AIM OF THE EXERCISE:
Print, exactly and completely, every entry in the data.
━━ INFORMATION GIVEN
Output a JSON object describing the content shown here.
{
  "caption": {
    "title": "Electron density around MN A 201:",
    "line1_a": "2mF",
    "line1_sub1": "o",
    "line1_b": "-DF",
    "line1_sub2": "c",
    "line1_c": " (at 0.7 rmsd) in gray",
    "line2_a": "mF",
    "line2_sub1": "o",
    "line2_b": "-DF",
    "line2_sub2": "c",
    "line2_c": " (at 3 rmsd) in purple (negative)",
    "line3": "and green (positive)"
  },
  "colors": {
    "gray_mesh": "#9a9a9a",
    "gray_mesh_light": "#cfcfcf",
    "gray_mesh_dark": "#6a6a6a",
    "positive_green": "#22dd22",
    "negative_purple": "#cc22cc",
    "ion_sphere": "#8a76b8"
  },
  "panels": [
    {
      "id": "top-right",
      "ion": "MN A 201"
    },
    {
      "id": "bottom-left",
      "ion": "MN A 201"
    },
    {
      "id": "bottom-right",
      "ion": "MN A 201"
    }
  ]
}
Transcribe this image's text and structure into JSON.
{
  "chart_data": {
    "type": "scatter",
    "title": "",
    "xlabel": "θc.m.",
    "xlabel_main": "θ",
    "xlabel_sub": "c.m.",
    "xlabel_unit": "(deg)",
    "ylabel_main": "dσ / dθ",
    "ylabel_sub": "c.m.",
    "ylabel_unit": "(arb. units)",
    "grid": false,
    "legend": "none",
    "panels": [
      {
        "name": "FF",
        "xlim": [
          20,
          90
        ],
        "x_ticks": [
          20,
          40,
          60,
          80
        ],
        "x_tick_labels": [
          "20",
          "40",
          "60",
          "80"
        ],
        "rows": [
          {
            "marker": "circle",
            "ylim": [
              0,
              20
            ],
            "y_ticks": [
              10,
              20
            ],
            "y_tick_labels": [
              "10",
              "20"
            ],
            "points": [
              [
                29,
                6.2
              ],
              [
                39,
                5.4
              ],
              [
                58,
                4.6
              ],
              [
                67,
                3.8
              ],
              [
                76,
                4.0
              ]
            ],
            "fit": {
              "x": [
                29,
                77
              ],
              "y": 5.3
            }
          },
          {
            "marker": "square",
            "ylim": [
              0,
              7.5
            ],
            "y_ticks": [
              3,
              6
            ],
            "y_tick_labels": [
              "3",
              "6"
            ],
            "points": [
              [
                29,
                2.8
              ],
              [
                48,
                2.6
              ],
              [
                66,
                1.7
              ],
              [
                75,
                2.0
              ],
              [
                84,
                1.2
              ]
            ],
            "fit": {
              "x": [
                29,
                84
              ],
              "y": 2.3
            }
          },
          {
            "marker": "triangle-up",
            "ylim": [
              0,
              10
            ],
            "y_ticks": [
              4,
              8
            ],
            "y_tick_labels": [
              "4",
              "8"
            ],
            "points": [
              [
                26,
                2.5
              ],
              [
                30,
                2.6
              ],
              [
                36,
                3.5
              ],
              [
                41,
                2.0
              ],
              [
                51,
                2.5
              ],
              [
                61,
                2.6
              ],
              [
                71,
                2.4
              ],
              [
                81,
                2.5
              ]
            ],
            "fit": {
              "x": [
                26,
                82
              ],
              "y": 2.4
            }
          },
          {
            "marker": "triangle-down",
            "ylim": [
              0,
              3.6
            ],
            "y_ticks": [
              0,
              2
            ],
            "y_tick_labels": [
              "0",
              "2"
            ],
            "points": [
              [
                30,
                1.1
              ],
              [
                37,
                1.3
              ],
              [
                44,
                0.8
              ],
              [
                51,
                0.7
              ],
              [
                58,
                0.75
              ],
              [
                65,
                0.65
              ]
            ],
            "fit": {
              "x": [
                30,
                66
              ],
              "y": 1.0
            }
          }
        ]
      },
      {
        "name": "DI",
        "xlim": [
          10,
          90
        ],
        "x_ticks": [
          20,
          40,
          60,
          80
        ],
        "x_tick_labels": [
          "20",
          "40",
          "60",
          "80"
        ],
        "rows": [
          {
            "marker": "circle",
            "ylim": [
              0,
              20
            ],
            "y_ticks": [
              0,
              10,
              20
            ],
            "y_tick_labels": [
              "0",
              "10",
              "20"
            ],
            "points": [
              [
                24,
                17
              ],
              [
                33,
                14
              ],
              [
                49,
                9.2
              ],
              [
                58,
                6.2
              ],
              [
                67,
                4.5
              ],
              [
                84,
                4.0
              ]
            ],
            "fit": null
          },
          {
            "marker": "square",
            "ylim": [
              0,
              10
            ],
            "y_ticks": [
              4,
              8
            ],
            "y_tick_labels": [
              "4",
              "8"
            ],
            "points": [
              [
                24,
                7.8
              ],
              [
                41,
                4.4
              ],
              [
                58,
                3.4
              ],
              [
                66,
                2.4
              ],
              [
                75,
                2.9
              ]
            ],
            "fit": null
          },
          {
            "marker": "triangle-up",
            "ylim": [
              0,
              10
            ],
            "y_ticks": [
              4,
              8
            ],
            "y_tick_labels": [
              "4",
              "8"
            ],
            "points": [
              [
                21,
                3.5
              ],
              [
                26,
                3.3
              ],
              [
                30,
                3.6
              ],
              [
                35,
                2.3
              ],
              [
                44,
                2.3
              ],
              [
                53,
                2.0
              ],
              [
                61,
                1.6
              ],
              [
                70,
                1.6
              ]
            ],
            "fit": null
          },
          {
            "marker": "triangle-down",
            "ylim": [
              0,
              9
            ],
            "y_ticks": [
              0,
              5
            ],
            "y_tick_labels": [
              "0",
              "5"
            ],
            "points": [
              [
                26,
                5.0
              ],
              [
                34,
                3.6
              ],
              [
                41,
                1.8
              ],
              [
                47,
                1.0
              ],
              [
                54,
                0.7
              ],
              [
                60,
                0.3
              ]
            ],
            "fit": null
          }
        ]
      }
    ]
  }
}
━━━━
TASK ANSWER:
Output a JSON object describing the content shown here.
{
  "caption": {
    "title": "Electron density around MN A 201:",
    "line1_a": "2mF",
    "line1_sub1": "o",
    "line1_b": "-DF",
    "line1_sub2": "c",
    "line1_c": " (at 0.7 rmsd) in gray",
    "line2_a": "mF",
    "line2_sub1": "o",
    "line2_b": "-DF",
    "line2_sub2": "c",
    "line2_c": " (at 3 rmsd) in purple (negative)",
    "line3": "and green (positive)"
  },
  "colors": {
    "gray_mesh": "#9a9a9a",
    "gray_mesh_light": "#cfcfcf",
    "gray_mesh_dark": "#6a6a6a",
    "positive_green": "#22dd22",
    "negative_purple": "#cc22cc",
    "ion_sphere": "#8a76b8"
  },
  "panels": [
    {
      "id": "top-right",
      "ion": "MN A 201"
    },
    {
      "id": "bottom-left",
      "ion": "MN A 201"
    },
    {
      "id": "bottom-right",
      "ion": "MN A 201"
    }
  ]
}
Transcribe this image's text and structure into JSON.
{
  "chart_data": {
    "type": "scatter",
    "title": "",
    "xlabel": "θc.m.",
    "xlabel_main": "θ",
    "xlabel_sub": "c.m.",
    "xlabel_unit": "(deg)",
    "ylabel_main": "dσ / dθ",
    "ylabel_sub": "c.m.",
    "ylabel_unit": "(arb. units)",
    "grid": false,
    "legend": "none",
    "panels": [
      {
        "name": "FF",
        "xlim": [
          20,
          90
        ],
        "x_ticks": [
          20,
          40,
          60,
          80
        ],
        "x_tick_labels": [
          "20",
          "40",
          "60",
          "80"
        ],
        "rows": [
          {
            "marker": "circle",
            "ylim": [
              0,
              20
            ],
            "y_ticks": [
              10,
              20
            ],
            "y_tick_labels": [
              "10",
              "20"
            ],
            "points": [
              [
                29,
                6.2
              ],
              [
                39,
                5.4
              ],
              [
                58,
                4.6
              ],
              [
                67,
                3.8
              ],
              [
                76,
                4.0
              ]
            ],
            "fit": {
              "x": [
                29,
                77
              ],
              "y": 5.3
            }
          },
          {
            "marker": "square",
            "ylim": [
              0,
              7.5
            ],
            "y_ticks": [
              3,
              6
            ],
            "y_tick_labels": [
              "3",
              "6"
            ],
            "points": [
              [
                29,
                2.8
              ],
              [
                48,
                2.6
              ],
              [
                66,
                1.7
              ],
              [
                75,
                2.0
              ],
              [
                84,
                1.2
              ]
            ],
            "fit": {
              "x": [
                29,
                84
              ],
              "y": 2.3
            }
          },
          {
            "marker": "triangle-up",
            "ylim": [
              0,
              10
            ],
            "y_ticks": [
              4,
              8
            ],
            "y_tick_labels": [
              "4",
              "8"
            ],
            "points": [
              [
                26,
                2.5
              ],
              [
                30,
                2.6
              ],
              [
                36,
                3.5
              ],
              [
                41,
                2.0
              ],
              [
                51,
                2.5
              ],
              [
                61,
                2.6
              ],
              [
                71,
                2.4
              ],
              [
                81,
                2.5
              ]
            ],
            "fit": {
              "x": [
                26,
                82
              ],
              "y": 2.4
            }
          },
          {
            "marker": "triangle-down",
            "ylim": [
              0,
              3.6
            ],
            "y_ticks": [
              0,
              2
            ],
            "y_tick_labels": [
              "0",
              "2"
            ],
            "points": [
              [
                30,
                1.1
              ],
              [
                37,
                1.3
              ],
              [
                44,
                0.8
              ],
              [
                51,
                0.7
              ],
              [
                58,
                0.75
              ],
              [
                65,
                0.65
              ]
            ],
            "fit": {
              "x": [
                30,
                66
              ],
              "y": 1.0
            }
          }
        ]
      },
      {
        "name": "DI",
        "xlim": [
          10,
          90
        ],
        "x_ticks": [
          20,
          40,
          60,
          80
        ],
        "x_tick_labels": [
          "20",
          "40",
          "60",
          "80"
        ],
        "rows": [
          {
            "marker": "circle",
            "ylim": [
              0,
              20
            ],
            "y_ticks": [
              0,
              10,
              20
            ],
            "y_tick_labels": [
              "0",
              "10",
              "20"
            ],
            "points": [
              [
                24,
                17
              ],
              [
                33,
                14
              ],
              [
                49,
                9.2
              ],
              [
                58,
                6.2
              ],
              [
                67,
                4.5
              ],
              [
                84,
                4.0
              ]
            ],
            "fit": null
          },
          {
            "marker": "square",
            "ylim": [
              0,
              10
            ],
            "y_ticks": [
              4,
              8
            ],
            "y_tick_labels": [
              "4",
              "8"
            ],
            "points": [
              [
                24,
                7.8
              ],
              [
                41,
                4.4
              ],
              [
                58,
                3.4
              ],
              [
                66,
                2.4
              ],
              [
                75,
                2.9
              ]
            ],
            "fit": null
          },
          {
            "marker": "triangle-up",
            "ylim": [
              0,
              10
            ],
            "y_ticks": [
              4,
              8
            ],
            "y_tick_labels": [
              "4",
              "8"
            ],
            "points": [
              [
                21,
                3.5
              ],
              [
                26,
                3.3
              ],
              [
                30,
                3.6
              ],
              [
                35,
                2.3
              ],
              [
                44,
                2.3
              ],
              [
                53,
                2.0
              ],
              [
                61,
                1.6
              ],
              [
                70,
                1.6
              ]
            ],
            "fit": null
          },
          {
            "marker": "triangle-down",
            "ylim": [
              0,
              9
            ],
            "y_ticks": [
              0,
              5
            ],
            "y_tick_labels": [
              "0",
              "5"
            ],
            "points": [
              [
                26,
                5.0
              ],
              [
                34,
                3.6
              ],
              [
                41,
                1.8
              ],
              [
                47,
                1.0
              ],
              [
                54,
                0.7
              ],
              [
                60,
                0.3
              ]
            ],
            "fit": null
          }
        ]
      }
    ]
  }
}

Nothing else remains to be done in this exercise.